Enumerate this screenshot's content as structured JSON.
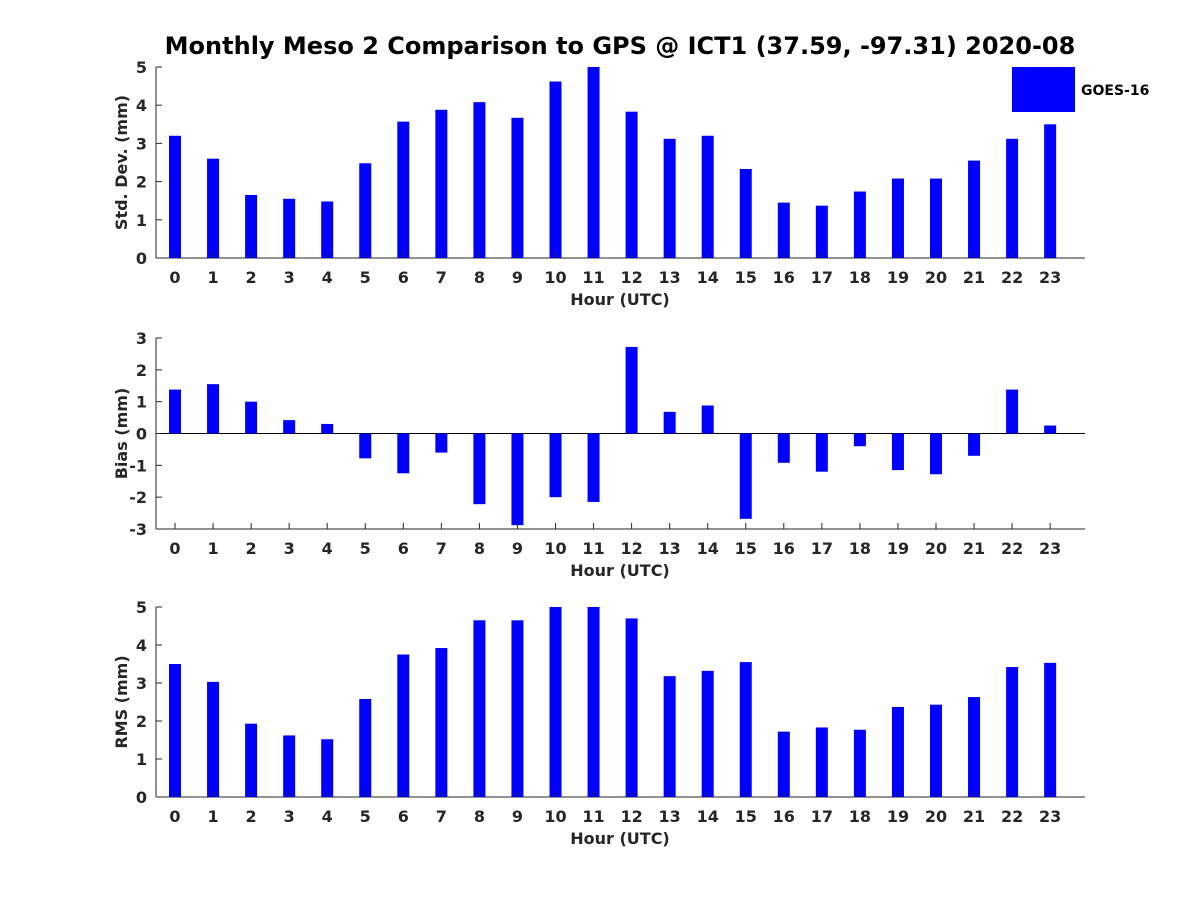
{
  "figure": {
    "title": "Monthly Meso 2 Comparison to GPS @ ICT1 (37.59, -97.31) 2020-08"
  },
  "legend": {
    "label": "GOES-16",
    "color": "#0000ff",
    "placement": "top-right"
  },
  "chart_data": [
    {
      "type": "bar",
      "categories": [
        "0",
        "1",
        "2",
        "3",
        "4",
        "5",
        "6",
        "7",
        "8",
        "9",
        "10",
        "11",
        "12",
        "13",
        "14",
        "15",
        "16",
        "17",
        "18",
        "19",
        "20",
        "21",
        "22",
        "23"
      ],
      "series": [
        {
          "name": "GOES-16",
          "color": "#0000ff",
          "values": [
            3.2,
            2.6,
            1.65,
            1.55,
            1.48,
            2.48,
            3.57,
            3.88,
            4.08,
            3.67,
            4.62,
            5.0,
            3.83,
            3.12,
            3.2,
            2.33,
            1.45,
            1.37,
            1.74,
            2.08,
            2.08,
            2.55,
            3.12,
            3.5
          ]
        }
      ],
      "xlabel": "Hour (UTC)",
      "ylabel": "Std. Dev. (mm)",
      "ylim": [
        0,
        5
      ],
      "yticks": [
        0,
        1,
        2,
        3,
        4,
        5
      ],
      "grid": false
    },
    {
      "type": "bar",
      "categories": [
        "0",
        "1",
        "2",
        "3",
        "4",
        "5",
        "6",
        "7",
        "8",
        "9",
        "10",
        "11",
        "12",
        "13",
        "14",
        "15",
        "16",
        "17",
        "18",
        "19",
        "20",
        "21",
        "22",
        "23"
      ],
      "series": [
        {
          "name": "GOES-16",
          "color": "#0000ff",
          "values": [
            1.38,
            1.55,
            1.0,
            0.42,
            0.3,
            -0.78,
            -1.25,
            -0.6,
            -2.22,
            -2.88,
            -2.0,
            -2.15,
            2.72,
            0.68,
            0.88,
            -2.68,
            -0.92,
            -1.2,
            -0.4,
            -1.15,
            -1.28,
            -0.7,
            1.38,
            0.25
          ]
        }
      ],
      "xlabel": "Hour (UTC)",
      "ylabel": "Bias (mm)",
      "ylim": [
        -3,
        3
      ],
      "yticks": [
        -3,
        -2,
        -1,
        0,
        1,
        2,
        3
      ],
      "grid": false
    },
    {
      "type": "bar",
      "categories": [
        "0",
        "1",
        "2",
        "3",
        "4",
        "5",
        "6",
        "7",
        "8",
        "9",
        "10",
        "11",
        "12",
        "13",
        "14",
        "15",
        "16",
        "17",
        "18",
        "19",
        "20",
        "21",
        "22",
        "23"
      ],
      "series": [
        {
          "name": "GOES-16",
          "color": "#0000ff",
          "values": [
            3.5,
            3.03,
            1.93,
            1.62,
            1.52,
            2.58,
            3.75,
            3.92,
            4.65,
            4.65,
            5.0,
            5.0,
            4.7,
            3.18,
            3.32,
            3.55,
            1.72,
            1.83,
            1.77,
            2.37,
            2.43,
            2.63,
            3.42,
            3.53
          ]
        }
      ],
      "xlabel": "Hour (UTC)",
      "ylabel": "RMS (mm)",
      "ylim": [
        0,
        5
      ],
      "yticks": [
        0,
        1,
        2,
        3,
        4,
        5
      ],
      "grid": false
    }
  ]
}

====================

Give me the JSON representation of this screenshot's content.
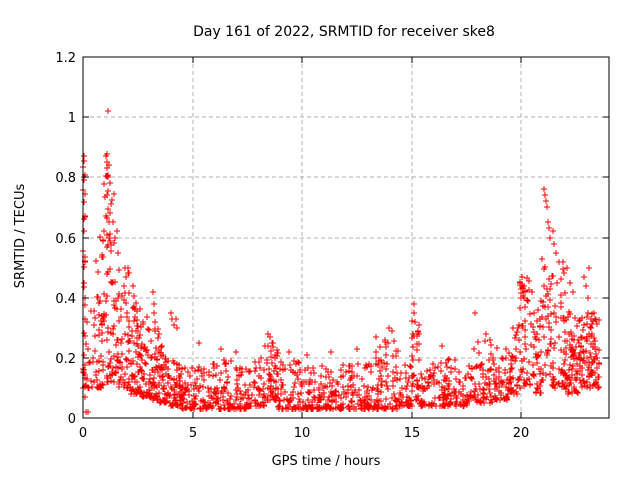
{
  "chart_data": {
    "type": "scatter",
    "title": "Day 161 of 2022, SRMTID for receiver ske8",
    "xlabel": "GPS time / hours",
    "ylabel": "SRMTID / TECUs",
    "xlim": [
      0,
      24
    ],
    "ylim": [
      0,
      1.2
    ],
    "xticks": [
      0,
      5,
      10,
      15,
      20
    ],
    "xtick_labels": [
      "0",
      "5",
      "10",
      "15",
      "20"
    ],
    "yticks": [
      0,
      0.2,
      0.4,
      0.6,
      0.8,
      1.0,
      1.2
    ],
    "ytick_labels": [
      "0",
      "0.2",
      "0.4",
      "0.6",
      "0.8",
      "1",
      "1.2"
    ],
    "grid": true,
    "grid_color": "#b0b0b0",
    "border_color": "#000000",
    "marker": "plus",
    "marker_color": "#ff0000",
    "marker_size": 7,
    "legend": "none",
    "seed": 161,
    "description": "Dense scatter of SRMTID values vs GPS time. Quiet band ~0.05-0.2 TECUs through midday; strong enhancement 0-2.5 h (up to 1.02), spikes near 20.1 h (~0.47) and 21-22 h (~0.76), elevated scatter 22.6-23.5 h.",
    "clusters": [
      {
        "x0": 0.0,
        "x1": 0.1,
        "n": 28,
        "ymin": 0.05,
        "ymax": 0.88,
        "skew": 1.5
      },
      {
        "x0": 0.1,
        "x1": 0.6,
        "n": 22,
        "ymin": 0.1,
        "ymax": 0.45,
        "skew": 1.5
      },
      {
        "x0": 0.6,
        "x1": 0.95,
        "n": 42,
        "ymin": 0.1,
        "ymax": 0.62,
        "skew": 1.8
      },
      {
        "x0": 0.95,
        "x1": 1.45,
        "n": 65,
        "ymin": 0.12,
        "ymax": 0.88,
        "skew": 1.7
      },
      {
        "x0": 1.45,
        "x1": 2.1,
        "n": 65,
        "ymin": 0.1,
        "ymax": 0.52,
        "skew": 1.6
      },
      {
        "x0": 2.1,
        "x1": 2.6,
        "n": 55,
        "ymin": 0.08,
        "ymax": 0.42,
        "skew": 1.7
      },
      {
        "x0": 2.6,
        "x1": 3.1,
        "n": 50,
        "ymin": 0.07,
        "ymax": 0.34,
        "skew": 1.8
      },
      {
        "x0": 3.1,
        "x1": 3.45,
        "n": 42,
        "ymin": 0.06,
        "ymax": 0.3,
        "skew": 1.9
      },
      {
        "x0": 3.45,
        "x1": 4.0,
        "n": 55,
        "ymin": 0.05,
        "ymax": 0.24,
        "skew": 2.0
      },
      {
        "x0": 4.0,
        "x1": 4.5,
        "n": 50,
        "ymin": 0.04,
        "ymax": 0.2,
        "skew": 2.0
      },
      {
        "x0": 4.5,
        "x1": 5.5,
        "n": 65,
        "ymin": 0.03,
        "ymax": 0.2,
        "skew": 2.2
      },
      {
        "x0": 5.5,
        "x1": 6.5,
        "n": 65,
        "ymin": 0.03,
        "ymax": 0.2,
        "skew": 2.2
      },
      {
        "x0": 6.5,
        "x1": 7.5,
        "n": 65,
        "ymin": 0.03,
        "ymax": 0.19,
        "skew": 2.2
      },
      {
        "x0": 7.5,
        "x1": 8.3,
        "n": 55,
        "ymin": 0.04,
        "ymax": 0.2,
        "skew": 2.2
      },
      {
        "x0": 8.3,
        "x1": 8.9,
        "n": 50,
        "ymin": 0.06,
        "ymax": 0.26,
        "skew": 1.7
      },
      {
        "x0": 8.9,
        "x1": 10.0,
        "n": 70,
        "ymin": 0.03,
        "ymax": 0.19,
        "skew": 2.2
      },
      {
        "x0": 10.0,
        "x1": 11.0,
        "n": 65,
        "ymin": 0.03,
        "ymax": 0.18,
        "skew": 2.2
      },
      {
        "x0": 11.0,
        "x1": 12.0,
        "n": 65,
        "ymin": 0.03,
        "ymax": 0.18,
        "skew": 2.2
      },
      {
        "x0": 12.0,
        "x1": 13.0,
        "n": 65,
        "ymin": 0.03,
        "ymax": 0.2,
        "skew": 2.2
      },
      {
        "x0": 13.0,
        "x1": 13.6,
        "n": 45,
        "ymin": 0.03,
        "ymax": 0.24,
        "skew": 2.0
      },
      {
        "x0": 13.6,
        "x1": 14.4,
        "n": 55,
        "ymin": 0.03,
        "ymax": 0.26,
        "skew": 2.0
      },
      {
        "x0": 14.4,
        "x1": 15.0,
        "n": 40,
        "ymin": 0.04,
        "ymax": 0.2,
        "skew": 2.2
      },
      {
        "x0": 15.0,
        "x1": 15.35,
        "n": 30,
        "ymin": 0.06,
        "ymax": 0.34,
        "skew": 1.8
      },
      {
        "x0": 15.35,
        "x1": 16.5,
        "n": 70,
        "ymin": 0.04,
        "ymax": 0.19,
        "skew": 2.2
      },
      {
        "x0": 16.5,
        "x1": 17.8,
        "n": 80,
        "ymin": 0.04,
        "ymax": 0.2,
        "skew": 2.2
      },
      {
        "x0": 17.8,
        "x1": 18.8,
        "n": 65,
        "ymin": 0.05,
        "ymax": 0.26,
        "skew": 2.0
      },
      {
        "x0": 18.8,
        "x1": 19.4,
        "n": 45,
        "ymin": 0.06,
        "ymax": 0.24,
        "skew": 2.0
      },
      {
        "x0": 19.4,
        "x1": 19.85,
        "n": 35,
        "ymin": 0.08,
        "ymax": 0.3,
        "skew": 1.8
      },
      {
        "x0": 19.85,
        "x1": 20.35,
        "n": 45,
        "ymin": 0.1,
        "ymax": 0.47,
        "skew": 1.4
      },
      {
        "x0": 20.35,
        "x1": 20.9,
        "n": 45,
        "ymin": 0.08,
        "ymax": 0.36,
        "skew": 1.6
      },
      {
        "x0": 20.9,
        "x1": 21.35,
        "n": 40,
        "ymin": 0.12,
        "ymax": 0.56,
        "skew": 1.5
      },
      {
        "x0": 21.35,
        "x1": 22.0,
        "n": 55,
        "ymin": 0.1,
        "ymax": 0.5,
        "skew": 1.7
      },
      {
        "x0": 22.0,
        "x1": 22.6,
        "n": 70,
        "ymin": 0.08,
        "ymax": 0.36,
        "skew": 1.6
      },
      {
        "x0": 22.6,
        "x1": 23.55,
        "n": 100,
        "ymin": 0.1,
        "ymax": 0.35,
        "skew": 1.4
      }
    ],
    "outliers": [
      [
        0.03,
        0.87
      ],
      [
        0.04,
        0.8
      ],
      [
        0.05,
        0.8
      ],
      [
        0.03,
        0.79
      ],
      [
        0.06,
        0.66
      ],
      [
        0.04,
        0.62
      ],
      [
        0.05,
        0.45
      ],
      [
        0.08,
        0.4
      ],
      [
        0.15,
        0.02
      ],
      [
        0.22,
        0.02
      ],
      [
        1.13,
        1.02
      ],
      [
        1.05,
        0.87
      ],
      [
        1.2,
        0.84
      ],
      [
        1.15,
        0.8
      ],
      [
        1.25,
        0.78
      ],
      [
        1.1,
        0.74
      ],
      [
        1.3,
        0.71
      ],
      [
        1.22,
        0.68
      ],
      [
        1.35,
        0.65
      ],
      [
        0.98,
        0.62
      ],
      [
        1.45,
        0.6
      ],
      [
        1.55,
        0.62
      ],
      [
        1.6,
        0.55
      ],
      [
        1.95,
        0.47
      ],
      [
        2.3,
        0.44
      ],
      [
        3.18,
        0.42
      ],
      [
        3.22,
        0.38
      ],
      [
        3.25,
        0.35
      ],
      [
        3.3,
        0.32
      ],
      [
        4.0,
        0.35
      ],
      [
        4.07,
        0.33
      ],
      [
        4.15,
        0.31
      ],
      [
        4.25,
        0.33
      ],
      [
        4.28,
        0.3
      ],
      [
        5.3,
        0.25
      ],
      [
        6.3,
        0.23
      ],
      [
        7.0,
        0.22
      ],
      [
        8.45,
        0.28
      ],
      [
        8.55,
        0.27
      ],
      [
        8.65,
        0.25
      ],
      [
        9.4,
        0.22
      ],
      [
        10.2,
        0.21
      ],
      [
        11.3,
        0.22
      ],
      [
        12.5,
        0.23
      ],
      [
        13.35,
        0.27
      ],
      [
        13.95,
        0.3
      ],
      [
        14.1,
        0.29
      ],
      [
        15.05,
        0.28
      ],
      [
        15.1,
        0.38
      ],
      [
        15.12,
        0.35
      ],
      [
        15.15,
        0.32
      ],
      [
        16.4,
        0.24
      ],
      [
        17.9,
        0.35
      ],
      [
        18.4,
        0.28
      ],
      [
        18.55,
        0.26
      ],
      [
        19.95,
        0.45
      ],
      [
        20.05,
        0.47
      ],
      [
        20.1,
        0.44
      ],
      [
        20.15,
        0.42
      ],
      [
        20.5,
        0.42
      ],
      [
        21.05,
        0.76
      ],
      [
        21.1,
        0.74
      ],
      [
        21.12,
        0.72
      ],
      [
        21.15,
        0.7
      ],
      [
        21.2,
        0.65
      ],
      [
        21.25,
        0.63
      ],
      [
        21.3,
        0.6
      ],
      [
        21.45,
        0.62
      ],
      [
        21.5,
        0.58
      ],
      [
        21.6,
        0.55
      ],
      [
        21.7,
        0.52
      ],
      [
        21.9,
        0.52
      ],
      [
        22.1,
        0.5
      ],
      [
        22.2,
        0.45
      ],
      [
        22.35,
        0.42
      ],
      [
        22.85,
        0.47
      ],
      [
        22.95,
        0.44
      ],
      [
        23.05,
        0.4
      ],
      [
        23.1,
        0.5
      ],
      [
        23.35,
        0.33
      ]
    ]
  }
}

====================

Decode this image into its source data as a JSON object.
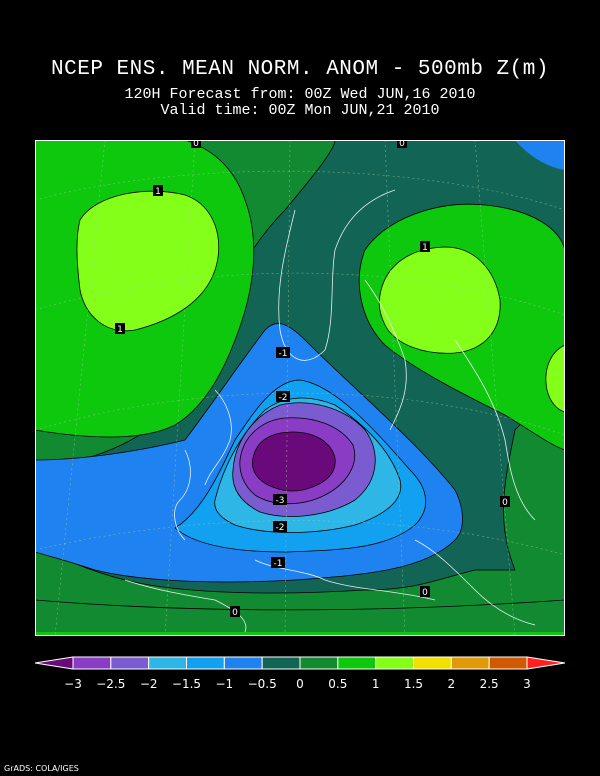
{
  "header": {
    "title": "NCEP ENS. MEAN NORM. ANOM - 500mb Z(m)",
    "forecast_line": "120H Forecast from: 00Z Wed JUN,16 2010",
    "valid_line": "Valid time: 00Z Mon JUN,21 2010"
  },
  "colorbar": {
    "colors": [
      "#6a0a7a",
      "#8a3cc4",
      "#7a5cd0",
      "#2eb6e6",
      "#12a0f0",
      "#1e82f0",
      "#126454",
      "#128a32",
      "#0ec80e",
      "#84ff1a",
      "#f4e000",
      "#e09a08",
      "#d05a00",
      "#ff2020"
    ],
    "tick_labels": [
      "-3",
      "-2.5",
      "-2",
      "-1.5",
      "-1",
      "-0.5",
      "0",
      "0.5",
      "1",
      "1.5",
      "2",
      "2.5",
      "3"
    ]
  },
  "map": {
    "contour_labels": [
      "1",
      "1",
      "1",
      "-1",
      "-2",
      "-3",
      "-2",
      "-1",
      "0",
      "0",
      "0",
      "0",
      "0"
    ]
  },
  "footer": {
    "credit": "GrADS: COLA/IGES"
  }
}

====================

* **GIVEN TASK**
Locate all lines in the listing above with the word "content". Copy them.

* **FULL RESPONSE**
Enumerate this screenshot's content as structured JSON.
Give me the JSON representation of this screenshot's content.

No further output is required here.